** start **
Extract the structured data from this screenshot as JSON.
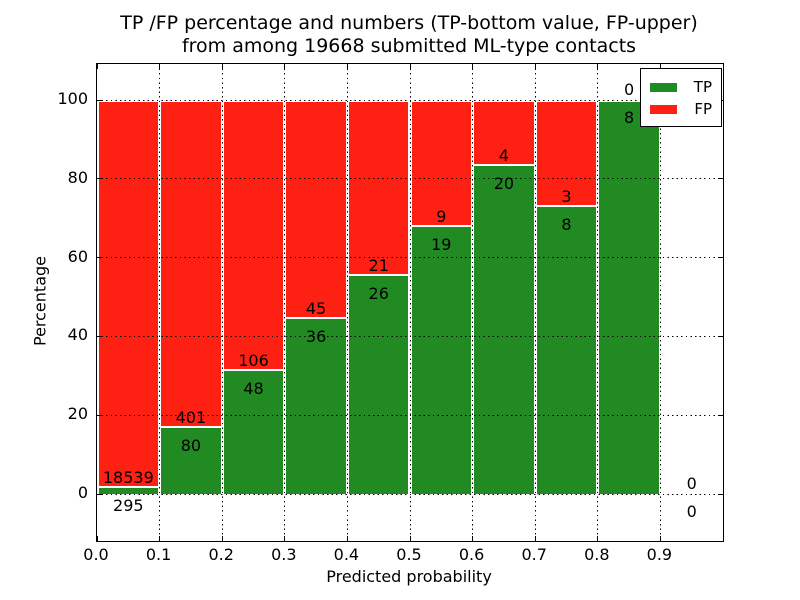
{
  "title": {
    "line1": "TP /FP percentage and numbers (TP-bottom value, FP-upper)",
    "line2": "from among 19668 submitted ML-type contacts"
  },
  "axes": {
    "xlabel": "Predicted probability",
    "ylabel": "Percentage",
    "x_tick_labels": [
      "0.0",
      "0.1",
      "0.2",
      "0.3",
      "0.4",
      "0.5",
      "0.6",
      "0.7",
      "0.8",
      "0.9"
    ],
    "y_tick_values": [
      0,
      20,
      40,
      60,
      80,
      100
    ],
    "y_tick_labels": [
      "0",
      "20",
      "40",
      "60",
      "80",
      "100"
    ]
  },
  "legend": {
    "items": [
      {
        "label": "TP",
        "color": "#228a22"
      },
      {
        "label": "FP",
        "color": "#ff2014"
      }
    ]
  },
  "chart_data": {
    "type": "bar",
    "stacked": true,
    "title": "TP /FP percentage and numbers (TP-bottom value, FP-upper) from among 19668 submitted ML-type contacts",
    "xlabel": "Predicted probability",
    "ylabel": "Percentage",
    "total_contacts": 19668,
    "bin_width": 0.1,
    "bins": [
      "0.0-0.1",
      "0.1-0.2",
      "0.2-0.3",
      "0.3-0.4",
      "0.4-0.5",
      "0.5-0.6",
      "0.6-0.7",
      "0.7-0.8",
      "0.8-0.9",
      "0.9-1.0"
    ],
    "bin_start": [
      0.0,
      0.1,
      0.2,
      0.3,
      0.4,
      0.5,
      0.6,
      0.7,
      0.8,
      0.9
    ],
    "series": [
      {
        "name": "TP",
        "color": "#228a22",
        "counts": [
          295,
          80,
          48,
          36,
          26,
          19,
          20,
          8,
          8,
          0
        ],
        "percent": [
          1.57,
          16.63,
          31.17,
          44.44,
          55.32,
          67.86,
          83.33,
          72.73,
          100.0,
          0.0
        ]
      },
      {
        "name": "FP",
        "color": "#ff2014",
        "counts": [
          18539,
          401,
          106,
          45,
          21,
          9,
          4,
          3,
          0,
          0
        ],
        "percent": [
          98.43,
          83.37,
          68.83,
          55.56,
          44.68,
          32.14,
          16.67,
          27.27,
          0.0,
          0.0
        ]
      }
    ],
    "xlim": [
      0,
      1.0
    ],
    "ylim": [
      -12,
      109
    ],
    "grid": true,
    "grid_style": "dotted",
    "legend_position": "upper right"
  }
}
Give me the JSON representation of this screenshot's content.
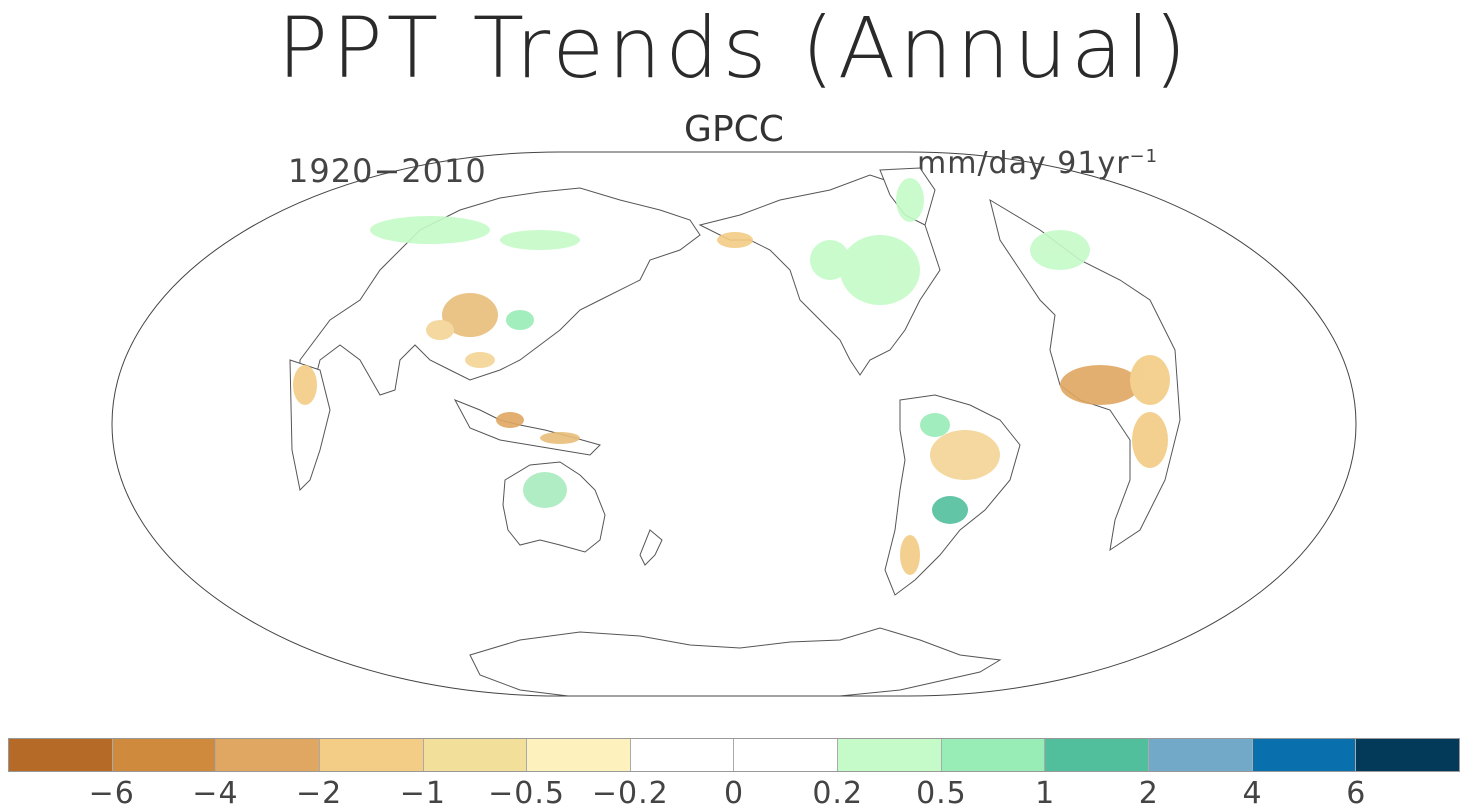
{
  "title": "PPT Trends (Annual)",
  "subtitle": "GPCC",
  "period": "1920−2010",
  "units": {
    "text": "mm/day 91yr",
    "exponent": "−1"
  },
  "colorbar": {
    "colors": [
      "#b66a28",
      "#cf8a3e",
      "#e0a762",
      "#f3cc85",
      "#f2df9a",
      "#fdf2be",
      "#ffffff",
      "#ffffff",
      "#c5fbc8",
      "#98ecb6",
      "#52bf9c",
      "#73a9c8",
      "#0a6fad",
      "#033a5a"
    ],
    "tick_labels": [
      "−6",
      "−4",
      "−2",
      "−1",
      "−0.5",
      "−0.2",
      "0",
      "0.2",
      "0.5",
      "1",
      "2",
      "4",
      "6"
    ]
  },
  "map": {
    "projection": "pacific-centred",
    "coastline_color": "#555555",
    "dry_color": "#e8be7a",
    "wet_color": "#a8ecbe",
    "strong_wet_color": "#3fae88"
  }
}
** end **
* **Short exercise**
Gather up every line in the data above that contains the word "JSON", copying each one.

* **Solution to this problem**
Extract the structured data from this screenshot as JSON.
Give me the JSON representation of this screenshot's content.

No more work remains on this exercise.